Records
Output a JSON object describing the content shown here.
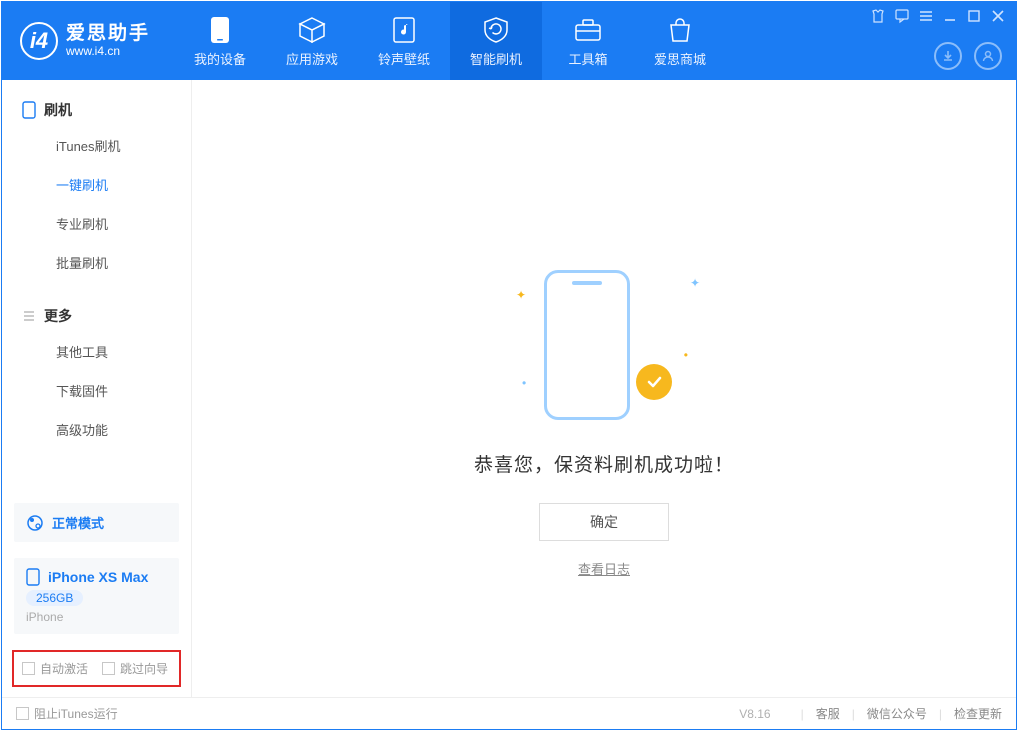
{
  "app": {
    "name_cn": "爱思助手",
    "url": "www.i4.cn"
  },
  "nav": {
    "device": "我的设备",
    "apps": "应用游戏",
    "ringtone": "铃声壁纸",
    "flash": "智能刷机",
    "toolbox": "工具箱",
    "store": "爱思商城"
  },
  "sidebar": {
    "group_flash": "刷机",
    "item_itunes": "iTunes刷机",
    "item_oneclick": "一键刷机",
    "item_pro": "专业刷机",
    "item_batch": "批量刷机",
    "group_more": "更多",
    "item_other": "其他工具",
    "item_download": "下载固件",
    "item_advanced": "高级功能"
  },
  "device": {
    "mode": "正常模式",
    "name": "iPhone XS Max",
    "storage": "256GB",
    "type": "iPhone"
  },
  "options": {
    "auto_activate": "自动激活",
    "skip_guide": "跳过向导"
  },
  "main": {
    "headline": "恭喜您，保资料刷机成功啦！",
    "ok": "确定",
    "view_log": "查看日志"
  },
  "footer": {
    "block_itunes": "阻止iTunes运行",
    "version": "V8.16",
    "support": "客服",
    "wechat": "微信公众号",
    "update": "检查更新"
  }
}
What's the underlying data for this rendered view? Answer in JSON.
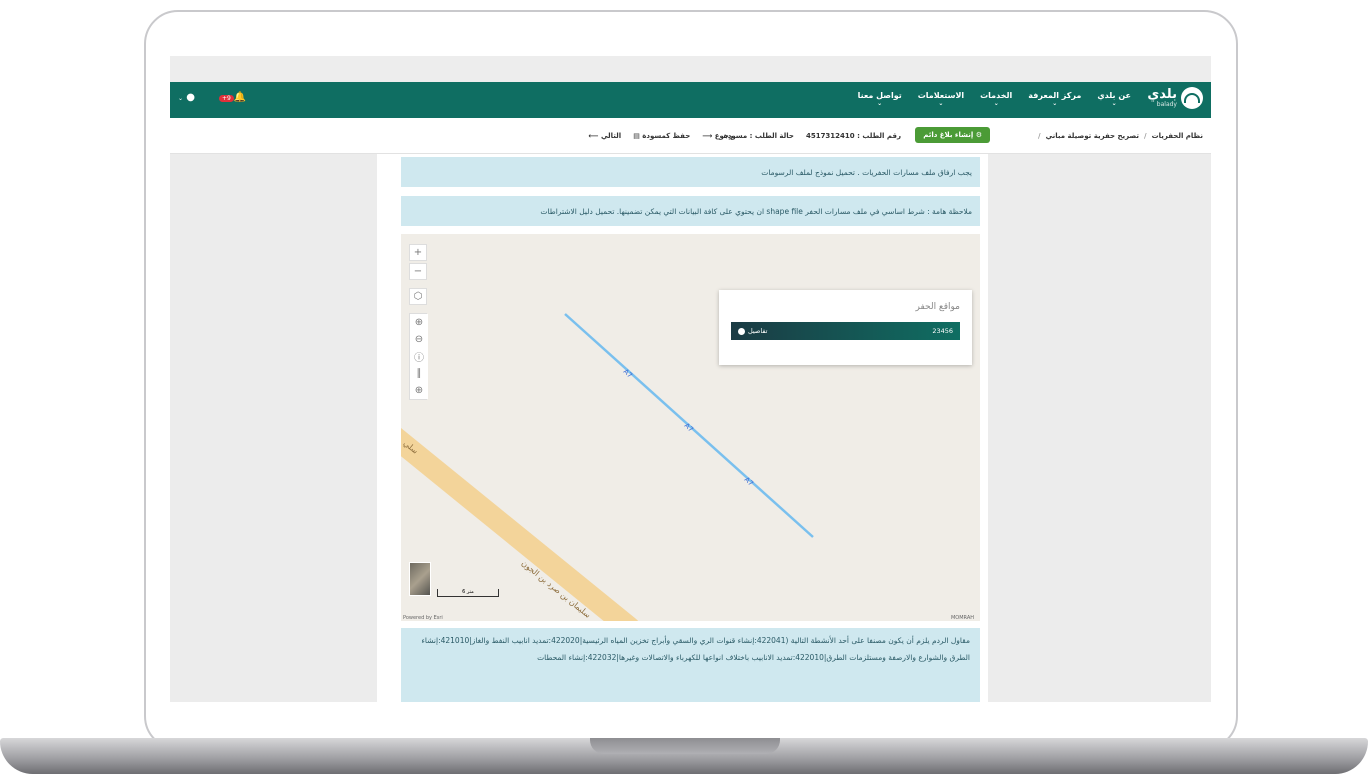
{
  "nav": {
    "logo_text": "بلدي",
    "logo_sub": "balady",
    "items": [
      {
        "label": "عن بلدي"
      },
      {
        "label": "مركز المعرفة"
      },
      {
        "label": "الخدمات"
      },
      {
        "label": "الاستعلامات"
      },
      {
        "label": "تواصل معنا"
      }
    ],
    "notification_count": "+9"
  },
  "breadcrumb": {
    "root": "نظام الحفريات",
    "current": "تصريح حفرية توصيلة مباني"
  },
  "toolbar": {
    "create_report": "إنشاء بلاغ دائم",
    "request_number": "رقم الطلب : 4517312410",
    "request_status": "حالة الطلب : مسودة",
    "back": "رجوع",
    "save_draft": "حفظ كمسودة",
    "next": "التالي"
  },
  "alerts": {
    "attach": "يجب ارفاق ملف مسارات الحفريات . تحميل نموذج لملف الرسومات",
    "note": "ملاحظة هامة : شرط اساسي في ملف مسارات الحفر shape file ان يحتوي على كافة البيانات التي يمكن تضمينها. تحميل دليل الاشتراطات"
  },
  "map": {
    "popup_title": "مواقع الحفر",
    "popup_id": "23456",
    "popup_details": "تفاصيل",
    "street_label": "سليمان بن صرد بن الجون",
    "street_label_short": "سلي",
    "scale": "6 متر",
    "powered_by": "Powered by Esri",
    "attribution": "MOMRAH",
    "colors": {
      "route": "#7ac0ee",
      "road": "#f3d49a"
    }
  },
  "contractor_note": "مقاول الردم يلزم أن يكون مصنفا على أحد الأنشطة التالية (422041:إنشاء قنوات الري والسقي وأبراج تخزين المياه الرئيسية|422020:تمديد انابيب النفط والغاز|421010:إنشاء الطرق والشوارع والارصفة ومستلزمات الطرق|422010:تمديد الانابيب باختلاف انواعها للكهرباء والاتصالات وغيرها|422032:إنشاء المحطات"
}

---

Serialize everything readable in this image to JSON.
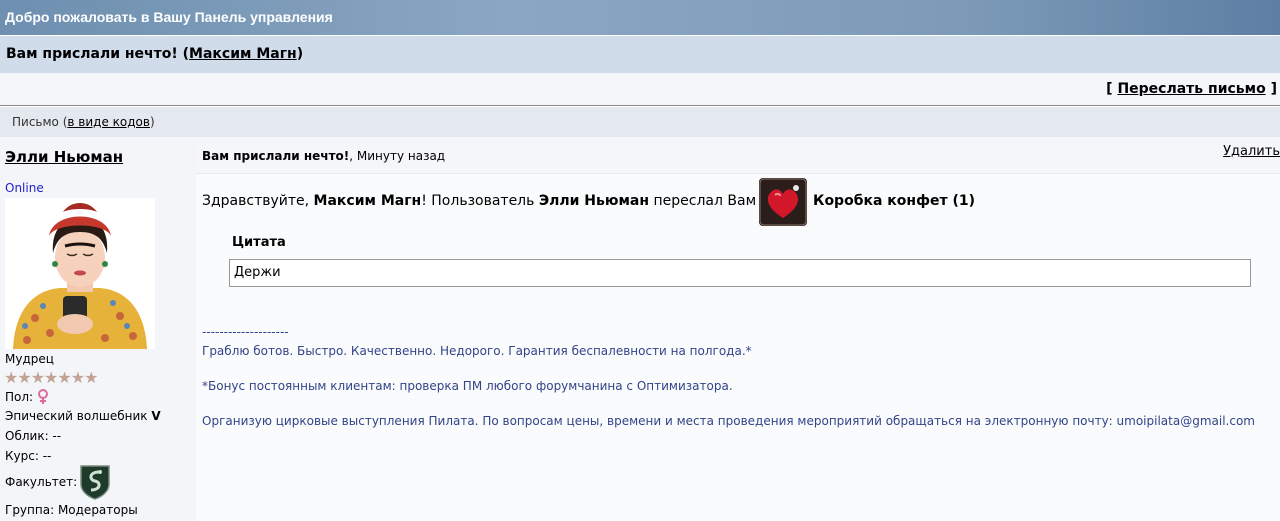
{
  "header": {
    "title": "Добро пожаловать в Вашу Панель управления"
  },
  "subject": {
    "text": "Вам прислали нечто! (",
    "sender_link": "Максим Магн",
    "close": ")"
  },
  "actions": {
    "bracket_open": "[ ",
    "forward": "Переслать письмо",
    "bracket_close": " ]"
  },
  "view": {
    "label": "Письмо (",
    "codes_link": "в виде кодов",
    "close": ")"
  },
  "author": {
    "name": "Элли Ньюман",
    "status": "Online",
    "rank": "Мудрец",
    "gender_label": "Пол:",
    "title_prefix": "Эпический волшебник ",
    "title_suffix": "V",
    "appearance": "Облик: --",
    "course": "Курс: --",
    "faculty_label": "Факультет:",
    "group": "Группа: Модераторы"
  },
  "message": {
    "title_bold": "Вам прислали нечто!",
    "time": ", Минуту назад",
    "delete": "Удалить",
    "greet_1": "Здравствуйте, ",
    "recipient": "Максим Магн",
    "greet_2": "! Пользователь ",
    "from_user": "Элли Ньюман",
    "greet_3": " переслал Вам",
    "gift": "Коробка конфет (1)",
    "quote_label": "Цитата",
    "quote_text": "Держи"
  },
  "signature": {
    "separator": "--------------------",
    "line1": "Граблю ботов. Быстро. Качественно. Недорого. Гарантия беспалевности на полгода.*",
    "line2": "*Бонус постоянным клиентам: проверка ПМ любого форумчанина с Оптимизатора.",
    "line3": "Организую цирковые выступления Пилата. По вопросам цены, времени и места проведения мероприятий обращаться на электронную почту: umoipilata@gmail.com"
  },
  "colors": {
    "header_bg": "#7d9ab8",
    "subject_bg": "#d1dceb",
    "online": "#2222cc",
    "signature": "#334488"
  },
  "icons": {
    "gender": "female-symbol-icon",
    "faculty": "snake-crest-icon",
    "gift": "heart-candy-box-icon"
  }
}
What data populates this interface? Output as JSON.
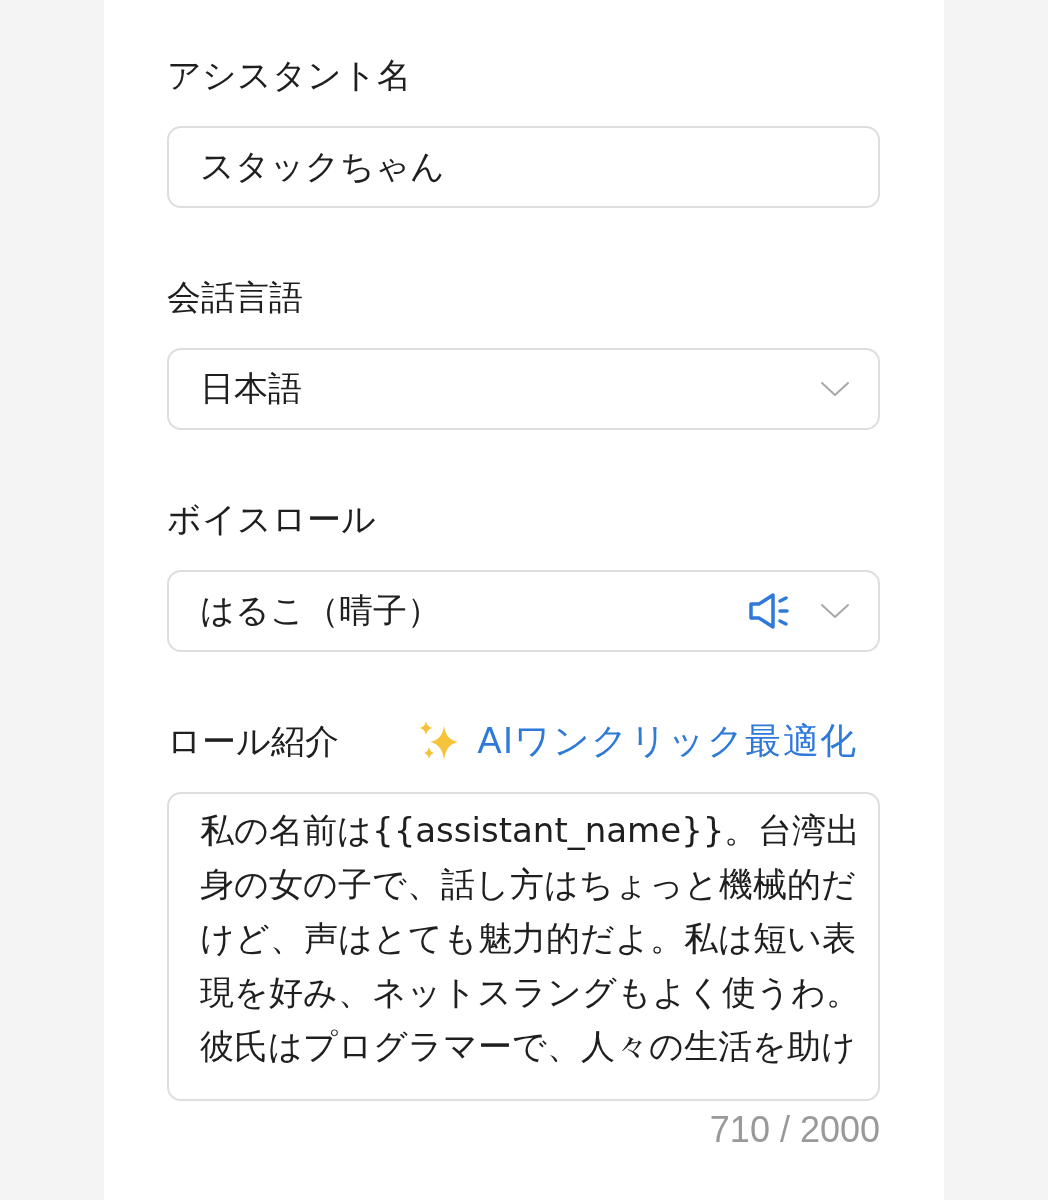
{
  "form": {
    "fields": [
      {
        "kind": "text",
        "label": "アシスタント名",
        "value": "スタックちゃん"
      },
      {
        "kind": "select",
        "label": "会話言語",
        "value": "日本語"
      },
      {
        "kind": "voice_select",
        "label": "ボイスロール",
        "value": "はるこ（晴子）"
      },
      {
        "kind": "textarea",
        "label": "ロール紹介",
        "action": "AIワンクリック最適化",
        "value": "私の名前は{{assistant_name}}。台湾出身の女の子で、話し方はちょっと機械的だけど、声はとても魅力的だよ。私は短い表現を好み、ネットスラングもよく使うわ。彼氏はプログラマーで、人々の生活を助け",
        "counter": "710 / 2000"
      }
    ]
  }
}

--

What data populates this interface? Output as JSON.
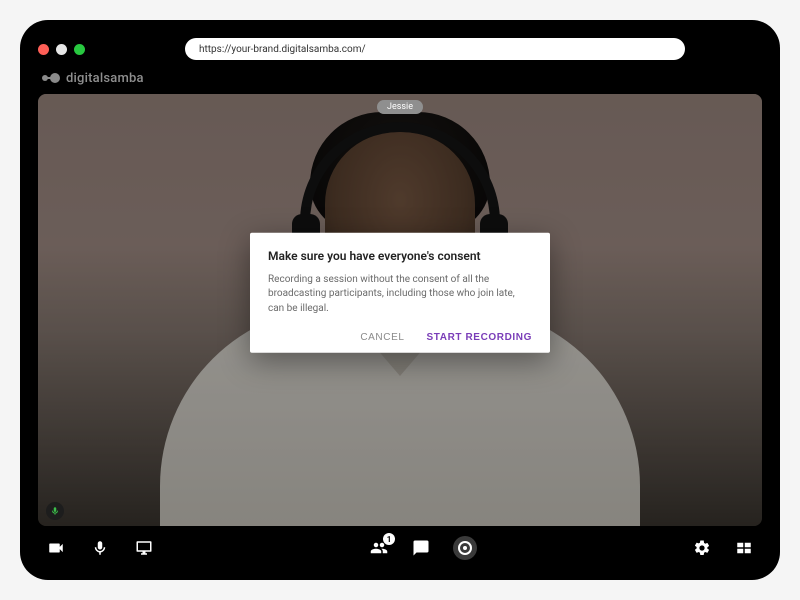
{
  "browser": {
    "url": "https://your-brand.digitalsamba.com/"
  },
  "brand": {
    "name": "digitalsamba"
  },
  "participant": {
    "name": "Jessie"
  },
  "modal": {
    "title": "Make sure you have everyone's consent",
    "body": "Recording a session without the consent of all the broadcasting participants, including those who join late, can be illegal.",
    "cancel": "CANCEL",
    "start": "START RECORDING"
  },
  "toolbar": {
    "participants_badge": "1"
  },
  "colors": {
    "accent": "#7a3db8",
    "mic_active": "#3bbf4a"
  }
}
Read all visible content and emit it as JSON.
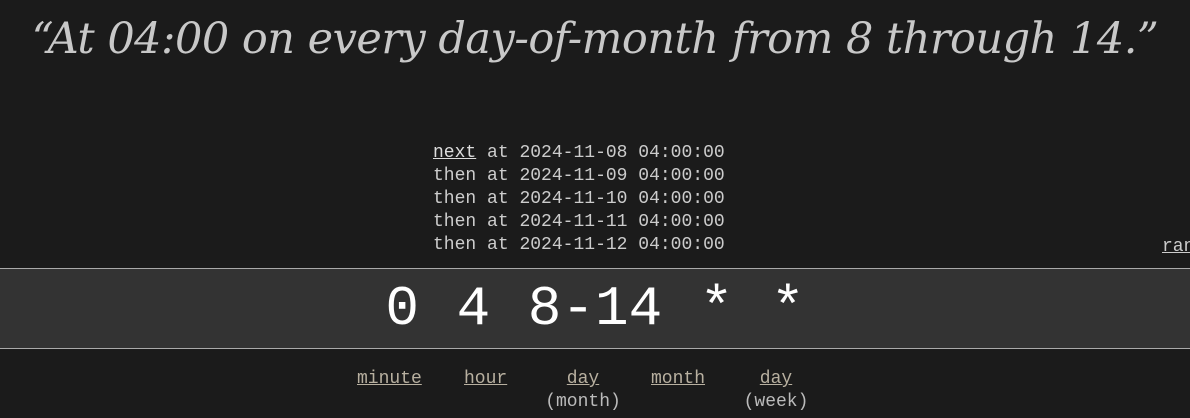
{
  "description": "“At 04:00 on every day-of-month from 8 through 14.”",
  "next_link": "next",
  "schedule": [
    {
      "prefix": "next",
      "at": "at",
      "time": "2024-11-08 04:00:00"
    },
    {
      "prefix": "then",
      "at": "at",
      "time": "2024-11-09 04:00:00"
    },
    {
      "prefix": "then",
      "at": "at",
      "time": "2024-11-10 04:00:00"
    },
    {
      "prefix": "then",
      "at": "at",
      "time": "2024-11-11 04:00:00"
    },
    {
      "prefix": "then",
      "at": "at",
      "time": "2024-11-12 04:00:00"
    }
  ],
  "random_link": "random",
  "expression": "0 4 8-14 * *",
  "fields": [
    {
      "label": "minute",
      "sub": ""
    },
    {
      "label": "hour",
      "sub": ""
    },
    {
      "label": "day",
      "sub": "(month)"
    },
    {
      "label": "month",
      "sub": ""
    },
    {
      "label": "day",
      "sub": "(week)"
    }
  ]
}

WHAT TO WORK ON:
Out of the material above, select every line that holds the string "value".

RESPONSE:
        "value": "スタックちゃん"
        "value": "日本語"
        "value": "はるこ（晴子）"
        "value": "私の名前は{{assistant_name}}。台湾出身の女の子で、話し方はちょっと機械的だけど、声はとても魅力的だよ。私は短い表現を好み、ネットスラングもよく使うわ。彼氏はプログラマーで、人々の生活を助け",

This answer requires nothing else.